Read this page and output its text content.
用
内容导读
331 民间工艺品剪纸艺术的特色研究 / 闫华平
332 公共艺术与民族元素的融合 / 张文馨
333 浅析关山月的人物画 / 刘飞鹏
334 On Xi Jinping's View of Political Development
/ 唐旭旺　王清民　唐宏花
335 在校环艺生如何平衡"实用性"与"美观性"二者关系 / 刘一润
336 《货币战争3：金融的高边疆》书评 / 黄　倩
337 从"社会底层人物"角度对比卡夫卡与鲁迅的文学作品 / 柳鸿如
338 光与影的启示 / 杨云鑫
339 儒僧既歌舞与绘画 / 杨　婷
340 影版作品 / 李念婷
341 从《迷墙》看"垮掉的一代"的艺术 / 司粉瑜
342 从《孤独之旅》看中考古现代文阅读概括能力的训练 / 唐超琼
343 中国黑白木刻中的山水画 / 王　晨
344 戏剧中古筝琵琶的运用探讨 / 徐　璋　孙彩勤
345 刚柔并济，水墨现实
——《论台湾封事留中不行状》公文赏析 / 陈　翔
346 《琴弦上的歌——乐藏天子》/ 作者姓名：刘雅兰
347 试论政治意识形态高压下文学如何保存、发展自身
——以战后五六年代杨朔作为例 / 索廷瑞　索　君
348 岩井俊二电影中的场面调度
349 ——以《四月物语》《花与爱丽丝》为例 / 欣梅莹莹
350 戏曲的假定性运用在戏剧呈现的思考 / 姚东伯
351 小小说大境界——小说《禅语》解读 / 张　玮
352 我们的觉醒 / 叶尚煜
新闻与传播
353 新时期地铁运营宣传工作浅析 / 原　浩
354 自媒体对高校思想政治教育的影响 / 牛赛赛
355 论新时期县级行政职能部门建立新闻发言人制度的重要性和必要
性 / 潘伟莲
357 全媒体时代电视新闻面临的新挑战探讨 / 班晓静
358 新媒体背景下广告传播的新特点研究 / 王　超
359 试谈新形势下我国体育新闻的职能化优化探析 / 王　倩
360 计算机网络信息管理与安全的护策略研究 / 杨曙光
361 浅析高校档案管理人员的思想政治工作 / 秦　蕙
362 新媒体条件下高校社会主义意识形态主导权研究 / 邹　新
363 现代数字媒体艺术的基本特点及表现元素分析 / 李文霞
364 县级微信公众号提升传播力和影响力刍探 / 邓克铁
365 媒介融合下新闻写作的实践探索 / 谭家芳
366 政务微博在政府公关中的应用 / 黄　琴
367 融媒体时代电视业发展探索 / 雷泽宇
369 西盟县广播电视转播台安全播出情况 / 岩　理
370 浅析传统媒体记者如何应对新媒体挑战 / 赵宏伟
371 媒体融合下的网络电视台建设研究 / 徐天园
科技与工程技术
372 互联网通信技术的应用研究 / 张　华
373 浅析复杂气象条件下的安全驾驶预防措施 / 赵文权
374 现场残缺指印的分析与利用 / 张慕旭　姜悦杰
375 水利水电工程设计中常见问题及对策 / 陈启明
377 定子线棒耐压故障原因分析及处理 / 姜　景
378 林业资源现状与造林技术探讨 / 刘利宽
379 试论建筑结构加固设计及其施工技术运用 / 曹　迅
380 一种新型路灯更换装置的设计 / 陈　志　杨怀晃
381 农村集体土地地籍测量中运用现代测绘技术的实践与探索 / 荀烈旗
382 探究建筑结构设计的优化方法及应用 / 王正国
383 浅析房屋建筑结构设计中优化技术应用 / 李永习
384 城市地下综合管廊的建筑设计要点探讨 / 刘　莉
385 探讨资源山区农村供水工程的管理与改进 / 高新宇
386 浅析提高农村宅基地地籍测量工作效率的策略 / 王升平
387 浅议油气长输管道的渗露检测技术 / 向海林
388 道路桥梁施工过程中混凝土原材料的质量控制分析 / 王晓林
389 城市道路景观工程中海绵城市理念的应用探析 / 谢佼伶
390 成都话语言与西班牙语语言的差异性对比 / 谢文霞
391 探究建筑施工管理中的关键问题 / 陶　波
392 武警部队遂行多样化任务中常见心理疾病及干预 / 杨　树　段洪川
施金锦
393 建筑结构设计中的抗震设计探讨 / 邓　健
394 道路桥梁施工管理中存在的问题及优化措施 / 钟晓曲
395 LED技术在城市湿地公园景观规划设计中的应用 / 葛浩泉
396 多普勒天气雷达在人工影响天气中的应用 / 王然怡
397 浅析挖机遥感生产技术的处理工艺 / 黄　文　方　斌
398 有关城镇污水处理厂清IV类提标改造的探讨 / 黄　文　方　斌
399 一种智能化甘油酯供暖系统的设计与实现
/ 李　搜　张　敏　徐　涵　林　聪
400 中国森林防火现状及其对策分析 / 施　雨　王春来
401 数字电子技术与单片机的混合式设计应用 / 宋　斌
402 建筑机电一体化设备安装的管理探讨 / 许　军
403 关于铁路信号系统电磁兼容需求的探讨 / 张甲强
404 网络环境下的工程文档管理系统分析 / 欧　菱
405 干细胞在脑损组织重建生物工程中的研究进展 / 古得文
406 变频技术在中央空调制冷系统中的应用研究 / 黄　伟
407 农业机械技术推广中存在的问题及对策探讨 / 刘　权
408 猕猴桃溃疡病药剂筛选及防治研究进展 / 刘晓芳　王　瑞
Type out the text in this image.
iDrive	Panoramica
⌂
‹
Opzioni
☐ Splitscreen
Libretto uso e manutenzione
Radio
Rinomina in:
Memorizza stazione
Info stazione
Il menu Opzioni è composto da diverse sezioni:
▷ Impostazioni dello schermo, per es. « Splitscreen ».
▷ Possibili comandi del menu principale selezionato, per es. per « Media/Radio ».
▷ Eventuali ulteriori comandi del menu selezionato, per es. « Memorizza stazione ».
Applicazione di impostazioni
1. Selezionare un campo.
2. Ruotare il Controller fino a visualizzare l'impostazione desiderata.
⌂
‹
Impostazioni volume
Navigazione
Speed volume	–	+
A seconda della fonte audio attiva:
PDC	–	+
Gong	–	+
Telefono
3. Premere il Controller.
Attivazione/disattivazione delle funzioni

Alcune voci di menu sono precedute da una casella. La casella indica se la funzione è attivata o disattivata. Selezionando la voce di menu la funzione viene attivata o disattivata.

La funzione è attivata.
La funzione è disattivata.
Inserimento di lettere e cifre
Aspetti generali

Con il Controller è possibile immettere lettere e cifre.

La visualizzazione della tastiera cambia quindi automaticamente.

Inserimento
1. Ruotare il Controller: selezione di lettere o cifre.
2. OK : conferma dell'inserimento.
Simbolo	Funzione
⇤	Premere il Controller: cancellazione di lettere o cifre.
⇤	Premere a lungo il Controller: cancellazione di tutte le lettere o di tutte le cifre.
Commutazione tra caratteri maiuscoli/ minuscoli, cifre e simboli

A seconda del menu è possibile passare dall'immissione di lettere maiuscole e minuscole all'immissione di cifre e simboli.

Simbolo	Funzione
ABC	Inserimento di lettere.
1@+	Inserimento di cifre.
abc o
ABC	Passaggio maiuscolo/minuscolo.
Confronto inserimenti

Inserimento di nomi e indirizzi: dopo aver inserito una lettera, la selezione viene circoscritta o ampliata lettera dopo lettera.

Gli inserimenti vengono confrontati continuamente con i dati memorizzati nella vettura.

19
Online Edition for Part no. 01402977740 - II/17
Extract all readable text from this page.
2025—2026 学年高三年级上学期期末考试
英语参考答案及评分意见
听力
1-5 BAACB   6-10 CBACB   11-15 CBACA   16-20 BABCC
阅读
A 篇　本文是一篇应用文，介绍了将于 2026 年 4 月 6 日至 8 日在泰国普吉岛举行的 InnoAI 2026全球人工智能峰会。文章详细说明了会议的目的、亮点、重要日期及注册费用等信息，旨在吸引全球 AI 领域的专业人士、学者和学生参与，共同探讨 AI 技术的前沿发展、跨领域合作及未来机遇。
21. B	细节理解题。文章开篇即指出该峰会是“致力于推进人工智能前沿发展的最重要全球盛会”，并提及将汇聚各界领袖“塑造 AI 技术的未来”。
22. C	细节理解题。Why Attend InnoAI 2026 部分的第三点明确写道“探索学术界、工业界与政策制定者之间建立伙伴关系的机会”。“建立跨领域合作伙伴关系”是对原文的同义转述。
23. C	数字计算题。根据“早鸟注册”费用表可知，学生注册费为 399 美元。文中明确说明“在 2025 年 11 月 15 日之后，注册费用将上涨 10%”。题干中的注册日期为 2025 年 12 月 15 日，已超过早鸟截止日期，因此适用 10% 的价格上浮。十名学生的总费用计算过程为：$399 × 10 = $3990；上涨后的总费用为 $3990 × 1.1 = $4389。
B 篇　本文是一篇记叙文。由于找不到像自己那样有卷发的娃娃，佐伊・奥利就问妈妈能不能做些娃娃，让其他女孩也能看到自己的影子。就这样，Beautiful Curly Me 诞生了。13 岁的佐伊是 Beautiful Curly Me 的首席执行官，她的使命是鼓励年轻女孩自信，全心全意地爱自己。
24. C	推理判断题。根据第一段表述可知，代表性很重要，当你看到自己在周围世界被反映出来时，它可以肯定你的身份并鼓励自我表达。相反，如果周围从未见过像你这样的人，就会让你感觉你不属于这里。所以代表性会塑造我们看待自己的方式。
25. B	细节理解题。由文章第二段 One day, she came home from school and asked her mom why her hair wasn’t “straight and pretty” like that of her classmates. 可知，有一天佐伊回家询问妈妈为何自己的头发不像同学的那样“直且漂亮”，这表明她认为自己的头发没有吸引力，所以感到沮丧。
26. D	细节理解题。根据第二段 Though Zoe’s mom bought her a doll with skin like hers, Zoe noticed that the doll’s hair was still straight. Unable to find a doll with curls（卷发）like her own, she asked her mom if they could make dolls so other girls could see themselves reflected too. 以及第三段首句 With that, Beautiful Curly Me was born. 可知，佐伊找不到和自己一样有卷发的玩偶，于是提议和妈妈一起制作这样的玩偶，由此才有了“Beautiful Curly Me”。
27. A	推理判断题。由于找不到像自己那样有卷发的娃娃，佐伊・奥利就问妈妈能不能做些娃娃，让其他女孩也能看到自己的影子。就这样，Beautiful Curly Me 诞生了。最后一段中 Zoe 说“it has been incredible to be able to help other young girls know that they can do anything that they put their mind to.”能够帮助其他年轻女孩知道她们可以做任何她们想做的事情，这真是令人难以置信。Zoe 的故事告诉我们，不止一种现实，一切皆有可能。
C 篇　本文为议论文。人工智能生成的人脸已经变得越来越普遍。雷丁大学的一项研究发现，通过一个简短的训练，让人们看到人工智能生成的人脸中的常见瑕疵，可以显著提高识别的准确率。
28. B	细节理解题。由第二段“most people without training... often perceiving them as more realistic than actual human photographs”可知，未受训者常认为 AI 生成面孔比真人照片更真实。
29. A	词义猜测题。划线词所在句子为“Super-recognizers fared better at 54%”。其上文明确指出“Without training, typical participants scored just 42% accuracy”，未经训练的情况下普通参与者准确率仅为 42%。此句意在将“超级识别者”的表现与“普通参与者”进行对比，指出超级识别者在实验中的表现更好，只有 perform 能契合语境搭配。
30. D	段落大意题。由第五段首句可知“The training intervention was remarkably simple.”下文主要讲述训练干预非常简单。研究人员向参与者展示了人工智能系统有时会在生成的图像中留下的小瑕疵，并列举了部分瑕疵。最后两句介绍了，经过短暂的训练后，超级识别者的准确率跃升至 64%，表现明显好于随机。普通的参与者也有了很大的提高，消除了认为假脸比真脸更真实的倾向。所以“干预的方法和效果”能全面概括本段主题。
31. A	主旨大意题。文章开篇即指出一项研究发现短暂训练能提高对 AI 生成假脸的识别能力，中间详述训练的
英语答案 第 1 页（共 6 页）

* * * * * * * * *

**TASK TO COMPLETE:** Using the listing above, pick out each line that contains the word "细节理解题", then copy it.

**FINAL RESULT:**
21. B	细节理解题。文章开篇即指出该峰会是“致力于推进人工智能前沿发展的最重要全球盛会”，并提及将汇聚各界领袖“塑造 AI 技术的未来”。
22. C	细节理解题。Why Attend InnoAI 2026 部分的第三点明确写道“探索学术界、工业界与政策制定者之间建立伙伴关系的机会”。“建立跨领域合作伙伴关系”是对原文的同义转述。
25. B	细节理解题。由文章第二段 One day, she came home from school and asked her mom why her hair wasn’t “straight and pretty” like that of her classmates. 可知，有一天佐伊回家询问妈妈为何自己的头发不像同学的那样“直且漂亮”，这表明她认为自己的头发没有吸引力，所以感到沮丧。
26. D	细节理解题。根据第二段 Though Zoe’s mom bought her a doll with skin like hers, Zoe noticed that the doll’s hair was still straight. Unable to find a doll with curls（卷发）like her own, she asked her mom if they could make dolls so other girls could see themselves reflected too. 以及第三段首句 With that, Beautiful Curly Me was born. 可知，佐伊找不到和自己一样有卷发的玩偶，于是提议和妈妈一起制作这样的玩偶，由此才有了“Beautiful Curly Me”。
28. B	细节理解题。由第二段“most people without training... often perceiving them as more realistic than actual human photographs”可知，未受训者常认为 AI 生成面孔比真人照片更真实。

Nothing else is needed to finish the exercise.